Task description: State the number of lines in these records that include the word "باشد", and add nothing to it.
* START *
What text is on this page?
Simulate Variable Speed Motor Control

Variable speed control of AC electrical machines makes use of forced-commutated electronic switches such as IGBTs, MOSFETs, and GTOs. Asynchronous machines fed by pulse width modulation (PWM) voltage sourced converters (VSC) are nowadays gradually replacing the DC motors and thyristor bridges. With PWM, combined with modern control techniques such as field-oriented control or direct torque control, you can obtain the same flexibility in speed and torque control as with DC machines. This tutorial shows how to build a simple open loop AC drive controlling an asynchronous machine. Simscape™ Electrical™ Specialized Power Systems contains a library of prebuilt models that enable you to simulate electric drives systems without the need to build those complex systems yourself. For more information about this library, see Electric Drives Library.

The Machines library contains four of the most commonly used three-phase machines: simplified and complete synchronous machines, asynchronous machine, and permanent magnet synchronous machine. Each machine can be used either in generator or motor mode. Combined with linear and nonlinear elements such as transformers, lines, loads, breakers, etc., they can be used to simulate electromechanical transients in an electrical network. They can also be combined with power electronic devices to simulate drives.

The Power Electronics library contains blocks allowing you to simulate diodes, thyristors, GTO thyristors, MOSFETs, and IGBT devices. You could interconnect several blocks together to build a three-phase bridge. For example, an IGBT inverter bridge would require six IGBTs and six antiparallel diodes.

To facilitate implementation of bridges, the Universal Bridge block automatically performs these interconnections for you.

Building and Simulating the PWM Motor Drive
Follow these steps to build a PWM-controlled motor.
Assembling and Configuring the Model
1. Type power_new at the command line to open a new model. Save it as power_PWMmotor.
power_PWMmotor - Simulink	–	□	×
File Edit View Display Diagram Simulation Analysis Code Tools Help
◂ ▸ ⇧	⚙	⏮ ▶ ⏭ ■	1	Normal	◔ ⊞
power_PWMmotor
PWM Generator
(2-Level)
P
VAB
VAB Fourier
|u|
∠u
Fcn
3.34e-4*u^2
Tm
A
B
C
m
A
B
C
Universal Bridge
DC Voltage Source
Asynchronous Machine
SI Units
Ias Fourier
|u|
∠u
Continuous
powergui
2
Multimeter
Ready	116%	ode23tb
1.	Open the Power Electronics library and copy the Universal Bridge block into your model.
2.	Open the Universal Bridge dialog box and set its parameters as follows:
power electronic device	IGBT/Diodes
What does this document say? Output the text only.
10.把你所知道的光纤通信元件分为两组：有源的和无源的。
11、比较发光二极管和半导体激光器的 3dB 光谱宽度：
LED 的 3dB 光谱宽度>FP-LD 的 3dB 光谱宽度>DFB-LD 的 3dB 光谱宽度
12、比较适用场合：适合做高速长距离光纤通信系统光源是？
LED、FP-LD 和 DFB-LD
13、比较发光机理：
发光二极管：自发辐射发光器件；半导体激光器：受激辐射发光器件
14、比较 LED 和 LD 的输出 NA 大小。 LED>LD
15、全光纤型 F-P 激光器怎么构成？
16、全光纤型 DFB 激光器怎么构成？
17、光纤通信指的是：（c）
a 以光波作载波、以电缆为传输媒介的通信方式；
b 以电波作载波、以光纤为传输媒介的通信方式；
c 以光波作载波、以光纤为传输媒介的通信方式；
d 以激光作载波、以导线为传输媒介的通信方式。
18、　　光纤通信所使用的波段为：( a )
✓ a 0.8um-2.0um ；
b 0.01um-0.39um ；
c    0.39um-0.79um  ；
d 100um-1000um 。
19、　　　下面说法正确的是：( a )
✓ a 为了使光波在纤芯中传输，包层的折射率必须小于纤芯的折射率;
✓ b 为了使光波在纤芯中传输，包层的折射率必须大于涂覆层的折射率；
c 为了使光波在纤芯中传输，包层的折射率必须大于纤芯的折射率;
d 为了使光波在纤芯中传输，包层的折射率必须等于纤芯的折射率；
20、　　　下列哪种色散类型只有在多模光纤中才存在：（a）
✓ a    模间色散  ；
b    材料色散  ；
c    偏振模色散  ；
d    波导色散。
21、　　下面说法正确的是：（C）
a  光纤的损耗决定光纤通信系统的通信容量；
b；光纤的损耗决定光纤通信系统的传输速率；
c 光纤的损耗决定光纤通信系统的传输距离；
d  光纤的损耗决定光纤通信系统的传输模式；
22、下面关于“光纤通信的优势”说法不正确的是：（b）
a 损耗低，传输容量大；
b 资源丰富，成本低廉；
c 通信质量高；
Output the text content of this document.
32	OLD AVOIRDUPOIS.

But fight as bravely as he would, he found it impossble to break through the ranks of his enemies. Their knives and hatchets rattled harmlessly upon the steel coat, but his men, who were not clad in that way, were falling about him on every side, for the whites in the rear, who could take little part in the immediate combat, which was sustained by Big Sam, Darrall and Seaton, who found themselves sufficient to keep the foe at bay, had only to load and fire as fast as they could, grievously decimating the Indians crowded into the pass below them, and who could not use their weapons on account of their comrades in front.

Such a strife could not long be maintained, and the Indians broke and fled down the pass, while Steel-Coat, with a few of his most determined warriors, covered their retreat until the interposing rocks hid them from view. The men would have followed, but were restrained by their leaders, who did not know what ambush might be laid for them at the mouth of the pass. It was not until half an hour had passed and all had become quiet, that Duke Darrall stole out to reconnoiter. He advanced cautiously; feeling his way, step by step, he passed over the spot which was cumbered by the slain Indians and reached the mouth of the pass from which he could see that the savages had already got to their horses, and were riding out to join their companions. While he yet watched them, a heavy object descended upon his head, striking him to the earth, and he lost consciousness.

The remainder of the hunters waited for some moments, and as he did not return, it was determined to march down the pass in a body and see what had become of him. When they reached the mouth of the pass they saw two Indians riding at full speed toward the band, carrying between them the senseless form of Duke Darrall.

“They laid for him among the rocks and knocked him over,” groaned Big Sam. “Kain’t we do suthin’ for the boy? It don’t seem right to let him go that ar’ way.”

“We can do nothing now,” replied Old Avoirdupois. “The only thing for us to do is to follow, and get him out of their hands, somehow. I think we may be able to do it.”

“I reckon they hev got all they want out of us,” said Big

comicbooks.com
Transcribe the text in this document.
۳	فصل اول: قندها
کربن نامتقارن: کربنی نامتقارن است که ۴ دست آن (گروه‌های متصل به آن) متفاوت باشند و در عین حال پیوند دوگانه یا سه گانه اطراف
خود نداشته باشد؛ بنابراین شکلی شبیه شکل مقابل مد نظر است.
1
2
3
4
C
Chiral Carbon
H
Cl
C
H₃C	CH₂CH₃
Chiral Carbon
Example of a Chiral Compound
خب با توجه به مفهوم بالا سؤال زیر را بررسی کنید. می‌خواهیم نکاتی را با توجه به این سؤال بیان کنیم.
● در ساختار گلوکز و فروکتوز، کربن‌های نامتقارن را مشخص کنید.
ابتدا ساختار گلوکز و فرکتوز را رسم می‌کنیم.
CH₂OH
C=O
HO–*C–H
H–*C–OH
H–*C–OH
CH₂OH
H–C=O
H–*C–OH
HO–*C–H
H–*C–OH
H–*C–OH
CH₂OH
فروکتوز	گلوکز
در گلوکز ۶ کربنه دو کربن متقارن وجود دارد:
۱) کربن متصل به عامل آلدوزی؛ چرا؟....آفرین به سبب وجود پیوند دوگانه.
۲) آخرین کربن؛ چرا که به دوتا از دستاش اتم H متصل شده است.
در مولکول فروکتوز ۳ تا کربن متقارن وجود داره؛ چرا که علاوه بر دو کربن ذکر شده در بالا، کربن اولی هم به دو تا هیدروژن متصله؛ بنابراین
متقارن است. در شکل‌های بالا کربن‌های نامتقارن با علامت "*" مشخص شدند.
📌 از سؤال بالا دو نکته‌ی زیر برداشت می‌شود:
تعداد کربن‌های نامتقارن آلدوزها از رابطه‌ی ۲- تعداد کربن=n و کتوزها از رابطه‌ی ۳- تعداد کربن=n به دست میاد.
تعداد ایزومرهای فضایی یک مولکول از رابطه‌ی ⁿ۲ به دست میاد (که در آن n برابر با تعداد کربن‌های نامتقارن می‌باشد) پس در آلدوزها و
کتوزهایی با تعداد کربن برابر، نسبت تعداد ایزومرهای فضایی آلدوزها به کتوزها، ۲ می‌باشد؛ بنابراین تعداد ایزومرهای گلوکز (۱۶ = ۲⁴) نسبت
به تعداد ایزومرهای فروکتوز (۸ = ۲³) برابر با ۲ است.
* END *
Answer to the exercise: 3